▸ Exercise prompt
Search the data for the string "true" and extract every line where it appears.

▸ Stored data

>> BEGIN

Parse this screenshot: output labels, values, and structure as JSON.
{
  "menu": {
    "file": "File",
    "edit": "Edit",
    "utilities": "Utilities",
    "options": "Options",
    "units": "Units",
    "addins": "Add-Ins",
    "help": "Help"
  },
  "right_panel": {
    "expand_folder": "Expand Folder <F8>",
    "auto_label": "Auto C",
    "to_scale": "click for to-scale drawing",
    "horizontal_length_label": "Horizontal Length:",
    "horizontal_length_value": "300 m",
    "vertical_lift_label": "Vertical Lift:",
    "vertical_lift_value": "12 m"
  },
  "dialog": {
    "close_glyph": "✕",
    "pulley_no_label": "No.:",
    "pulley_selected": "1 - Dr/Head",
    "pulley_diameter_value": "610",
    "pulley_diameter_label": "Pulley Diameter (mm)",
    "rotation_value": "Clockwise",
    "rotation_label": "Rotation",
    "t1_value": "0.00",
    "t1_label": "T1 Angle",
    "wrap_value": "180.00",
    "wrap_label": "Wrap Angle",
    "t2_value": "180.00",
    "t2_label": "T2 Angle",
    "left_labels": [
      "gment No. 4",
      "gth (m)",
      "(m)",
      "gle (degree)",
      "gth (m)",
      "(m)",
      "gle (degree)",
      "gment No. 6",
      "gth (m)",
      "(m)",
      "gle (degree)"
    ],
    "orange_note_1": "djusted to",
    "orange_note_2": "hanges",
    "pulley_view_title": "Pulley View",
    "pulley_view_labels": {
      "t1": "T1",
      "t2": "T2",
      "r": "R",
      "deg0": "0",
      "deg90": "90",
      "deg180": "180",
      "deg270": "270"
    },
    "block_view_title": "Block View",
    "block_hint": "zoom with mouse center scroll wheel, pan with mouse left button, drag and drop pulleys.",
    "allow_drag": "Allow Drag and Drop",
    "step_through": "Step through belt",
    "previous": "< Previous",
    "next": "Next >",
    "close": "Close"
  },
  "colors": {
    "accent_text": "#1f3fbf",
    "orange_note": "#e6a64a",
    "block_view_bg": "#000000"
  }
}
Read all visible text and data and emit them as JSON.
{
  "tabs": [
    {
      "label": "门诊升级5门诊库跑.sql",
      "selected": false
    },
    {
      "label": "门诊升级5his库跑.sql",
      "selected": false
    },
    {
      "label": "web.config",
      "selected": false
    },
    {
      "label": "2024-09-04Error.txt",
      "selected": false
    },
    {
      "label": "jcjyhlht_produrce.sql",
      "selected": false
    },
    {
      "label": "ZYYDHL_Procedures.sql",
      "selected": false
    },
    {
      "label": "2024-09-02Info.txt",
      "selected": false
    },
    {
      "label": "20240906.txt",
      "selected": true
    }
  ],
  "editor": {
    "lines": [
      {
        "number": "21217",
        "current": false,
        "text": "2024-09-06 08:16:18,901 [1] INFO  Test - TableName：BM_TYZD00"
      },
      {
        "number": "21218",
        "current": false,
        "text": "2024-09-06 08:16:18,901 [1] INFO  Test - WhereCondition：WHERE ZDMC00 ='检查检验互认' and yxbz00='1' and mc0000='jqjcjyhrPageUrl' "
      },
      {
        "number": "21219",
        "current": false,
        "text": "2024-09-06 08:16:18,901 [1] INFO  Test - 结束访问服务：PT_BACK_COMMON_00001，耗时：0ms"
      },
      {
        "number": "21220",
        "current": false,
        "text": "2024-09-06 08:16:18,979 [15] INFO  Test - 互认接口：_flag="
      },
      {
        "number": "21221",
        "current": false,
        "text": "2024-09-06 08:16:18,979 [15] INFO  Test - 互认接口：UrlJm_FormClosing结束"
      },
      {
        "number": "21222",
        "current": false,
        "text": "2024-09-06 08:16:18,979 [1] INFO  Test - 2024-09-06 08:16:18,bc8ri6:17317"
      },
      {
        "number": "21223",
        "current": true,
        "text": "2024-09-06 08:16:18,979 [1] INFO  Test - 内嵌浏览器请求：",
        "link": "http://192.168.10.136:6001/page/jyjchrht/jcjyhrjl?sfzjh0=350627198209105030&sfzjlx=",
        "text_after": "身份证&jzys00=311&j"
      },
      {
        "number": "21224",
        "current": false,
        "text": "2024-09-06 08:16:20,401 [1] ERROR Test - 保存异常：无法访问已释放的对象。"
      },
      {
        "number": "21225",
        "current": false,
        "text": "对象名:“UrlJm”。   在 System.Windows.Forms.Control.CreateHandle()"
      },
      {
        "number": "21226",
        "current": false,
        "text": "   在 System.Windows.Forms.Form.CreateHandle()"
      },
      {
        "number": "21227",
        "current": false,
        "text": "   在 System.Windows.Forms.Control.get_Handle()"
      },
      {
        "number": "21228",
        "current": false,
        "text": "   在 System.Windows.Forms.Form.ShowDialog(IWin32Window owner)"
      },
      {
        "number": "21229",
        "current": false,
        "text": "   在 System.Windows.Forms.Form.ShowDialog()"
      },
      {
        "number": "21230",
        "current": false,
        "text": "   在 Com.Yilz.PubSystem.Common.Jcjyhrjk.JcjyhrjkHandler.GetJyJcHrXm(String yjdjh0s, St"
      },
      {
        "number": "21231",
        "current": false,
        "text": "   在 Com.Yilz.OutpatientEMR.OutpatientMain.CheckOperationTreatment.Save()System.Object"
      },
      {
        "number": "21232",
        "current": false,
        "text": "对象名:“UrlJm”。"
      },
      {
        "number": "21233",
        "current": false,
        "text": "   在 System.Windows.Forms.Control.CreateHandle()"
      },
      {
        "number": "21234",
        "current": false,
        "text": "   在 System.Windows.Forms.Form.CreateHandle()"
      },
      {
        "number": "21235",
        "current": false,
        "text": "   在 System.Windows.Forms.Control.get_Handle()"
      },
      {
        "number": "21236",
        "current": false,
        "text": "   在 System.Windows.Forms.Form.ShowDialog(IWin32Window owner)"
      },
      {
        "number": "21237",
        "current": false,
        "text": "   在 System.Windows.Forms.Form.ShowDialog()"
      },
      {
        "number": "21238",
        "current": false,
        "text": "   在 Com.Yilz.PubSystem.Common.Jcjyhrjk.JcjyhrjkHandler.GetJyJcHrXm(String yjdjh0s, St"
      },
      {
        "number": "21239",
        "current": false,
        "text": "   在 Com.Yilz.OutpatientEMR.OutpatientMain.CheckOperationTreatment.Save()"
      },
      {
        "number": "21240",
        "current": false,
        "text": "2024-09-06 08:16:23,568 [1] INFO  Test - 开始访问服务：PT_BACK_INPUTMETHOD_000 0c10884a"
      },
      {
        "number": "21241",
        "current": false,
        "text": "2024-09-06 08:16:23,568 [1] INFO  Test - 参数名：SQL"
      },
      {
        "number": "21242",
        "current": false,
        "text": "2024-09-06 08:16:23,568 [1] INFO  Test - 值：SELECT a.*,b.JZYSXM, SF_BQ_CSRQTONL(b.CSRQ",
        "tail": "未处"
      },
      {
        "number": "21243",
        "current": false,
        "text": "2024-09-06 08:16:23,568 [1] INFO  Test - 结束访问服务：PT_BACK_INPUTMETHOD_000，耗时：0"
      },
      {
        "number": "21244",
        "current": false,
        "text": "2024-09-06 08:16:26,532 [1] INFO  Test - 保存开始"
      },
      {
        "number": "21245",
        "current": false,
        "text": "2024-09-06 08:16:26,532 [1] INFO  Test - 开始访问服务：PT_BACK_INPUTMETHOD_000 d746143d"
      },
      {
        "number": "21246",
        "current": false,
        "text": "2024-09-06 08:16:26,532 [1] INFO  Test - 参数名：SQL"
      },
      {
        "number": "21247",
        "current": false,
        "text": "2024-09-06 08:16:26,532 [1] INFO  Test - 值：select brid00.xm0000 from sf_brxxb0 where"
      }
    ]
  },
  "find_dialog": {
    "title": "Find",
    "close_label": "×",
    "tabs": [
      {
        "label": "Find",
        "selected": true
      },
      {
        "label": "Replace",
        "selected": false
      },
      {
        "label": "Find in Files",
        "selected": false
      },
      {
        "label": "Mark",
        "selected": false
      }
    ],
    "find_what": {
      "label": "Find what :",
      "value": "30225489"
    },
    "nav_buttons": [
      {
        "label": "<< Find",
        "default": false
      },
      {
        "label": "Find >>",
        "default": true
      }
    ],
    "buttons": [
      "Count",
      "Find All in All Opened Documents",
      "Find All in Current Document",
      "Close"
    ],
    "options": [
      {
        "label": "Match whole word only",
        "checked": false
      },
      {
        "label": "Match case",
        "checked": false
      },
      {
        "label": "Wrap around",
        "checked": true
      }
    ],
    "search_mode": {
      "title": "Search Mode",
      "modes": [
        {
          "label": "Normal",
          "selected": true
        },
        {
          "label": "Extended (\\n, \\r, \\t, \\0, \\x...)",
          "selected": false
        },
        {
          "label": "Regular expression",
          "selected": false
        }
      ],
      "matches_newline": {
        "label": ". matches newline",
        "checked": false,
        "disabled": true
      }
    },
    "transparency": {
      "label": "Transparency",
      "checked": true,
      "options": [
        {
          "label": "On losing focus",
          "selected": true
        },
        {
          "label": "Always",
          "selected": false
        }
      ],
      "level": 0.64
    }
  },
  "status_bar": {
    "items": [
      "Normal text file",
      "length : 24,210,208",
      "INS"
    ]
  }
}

>> END

▸ Exercise response
      "selected": true
        "current": true,
        "selected": true
        "default": true
        "checked": true
          "selected": true
        "disabled": true
      "checked": true,
          "selected": true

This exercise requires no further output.